Exercise prompt: Would you transcribe the whole listing exactly, minus its pictures?

Supplied data:
▬▬▬▬▬▬

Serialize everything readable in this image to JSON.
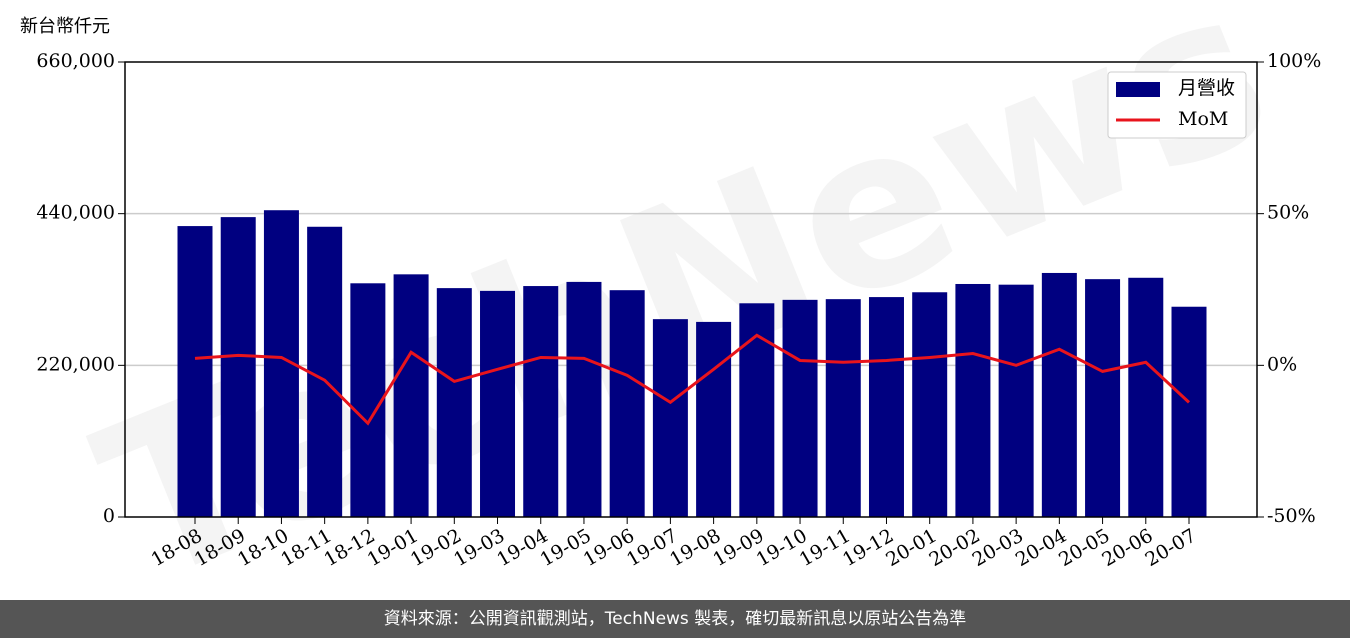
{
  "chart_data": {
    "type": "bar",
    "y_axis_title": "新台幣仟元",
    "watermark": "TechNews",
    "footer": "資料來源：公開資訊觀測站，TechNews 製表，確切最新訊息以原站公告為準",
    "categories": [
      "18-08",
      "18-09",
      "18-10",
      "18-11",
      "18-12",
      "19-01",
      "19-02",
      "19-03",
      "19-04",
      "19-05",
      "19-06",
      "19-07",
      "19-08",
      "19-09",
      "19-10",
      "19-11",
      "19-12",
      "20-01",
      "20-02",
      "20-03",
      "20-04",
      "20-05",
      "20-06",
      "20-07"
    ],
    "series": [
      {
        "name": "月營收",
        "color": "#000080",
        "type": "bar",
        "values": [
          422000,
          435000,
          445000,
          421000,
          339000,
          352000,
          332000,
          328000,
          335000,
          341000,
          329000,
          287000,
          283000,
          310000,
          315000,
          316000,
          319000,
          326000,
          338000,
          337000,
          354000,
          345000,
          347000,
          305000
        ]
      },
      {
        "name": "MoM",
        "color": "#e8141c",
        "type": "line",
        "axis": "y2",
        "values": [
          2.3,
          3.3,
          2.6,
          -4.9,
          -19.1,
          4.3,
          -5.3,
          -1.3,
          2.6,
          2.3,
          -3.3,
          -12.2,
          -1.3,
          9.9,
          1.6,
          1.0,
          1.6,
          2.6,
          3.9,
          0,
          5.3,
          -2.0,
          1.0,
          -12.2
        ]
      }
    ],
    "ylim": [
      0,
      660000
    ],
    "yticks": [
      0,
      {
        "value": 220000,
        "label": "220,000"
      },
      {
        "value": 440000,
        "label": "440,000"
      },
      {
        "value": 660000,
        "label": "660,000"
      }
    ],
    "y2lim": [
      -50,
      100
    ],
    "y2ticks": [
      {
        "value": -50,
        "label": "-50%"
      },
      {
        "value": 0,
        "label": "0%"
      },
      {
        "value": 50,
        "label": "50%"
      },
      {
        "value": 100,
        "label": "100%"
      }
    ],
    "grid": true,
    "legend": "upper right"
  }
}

▬▬▬▬▬▬

Solution to the problem:
Serialize everything readable in this image to JSON.
{
  "chart_data": {
    "type": "bar",
    "y_axis_title": "新台幣仟元",
    "watermark": "TechNews",
    "footer": "資料來源：公開資訊觀測站，TechNews 製表，確切最新訊息以原站公告為準",
    "categories": [
      "18-08",
      "18-09",
      "18-10",
      "18-11",
      "18-12",
      "19-01",
      "19-02",
      "19-03",
      "19-04",
      "19-05",
      "19-06",
      "19-07",
      "19-08",
      "19-09",
      "19-10",
      "19-11",
      "19-12",
      "20-01",
      "20-02",
      "20-03",
      "20-04",
      "20-05",
      "20-06",
      "20-07"
    ],
    "series": [
      {
        "name": "月營收",
        "color": "#000080",
        "type": "bar",
        "values": [
          422000,
          435000,
          445000,
          421000,
          339000,
          352000,
          332000,
          328000,
          335000,
          341000,
          329000,
          287000,
          283000,
          310000,
          315000,
          316000,
          319000,
          326000,
          338000,
          337000,
          354000,
          345000,
          347000,
          305000
        ]
      },
      {
        "name": "MoM",
        "color": "#e8141c",
        "type": "line",
        "axis": "y2",
        "values": [
          2.3,
          3.3,
          2.6,
          -4.9,
          -19.1,
          4.3,
          -5.3,
          -1.3,
          2.6,
          2.3,
          -3.3,
          -12.2,
          -1.3,
          9.9,
          1.6,
          1.0,
          1.6,
          2.6,
          3.9,
          0,
          5.3,
          -2.0,
          1.0,
          -12.2
        ]
      }
    ],
    "ylim": [
      0,
      660000
    ],
    "yticks": [
      0,
      {
        "value": 220000,
        "label": "220,000"
      },
      {
        "value": 440000,
        "label": "440,000"
      },
      {
        "value": 660000,
        "label": "660,000"
      }
    ],
    "y2lim": [
      -50,
      100
    ],
    "y2ticks": [
      {
        "value": -50,
        "label": "-50%"
      },
      {
        "value": 0,
        "label": "0%"
      },
      {
        "value": 50,
        "label": "50%"
      },
      {
        "value": 100,
        "label": "100%"
      }
    ],
    "grid": true,
    "legend": "upper right"
  }
}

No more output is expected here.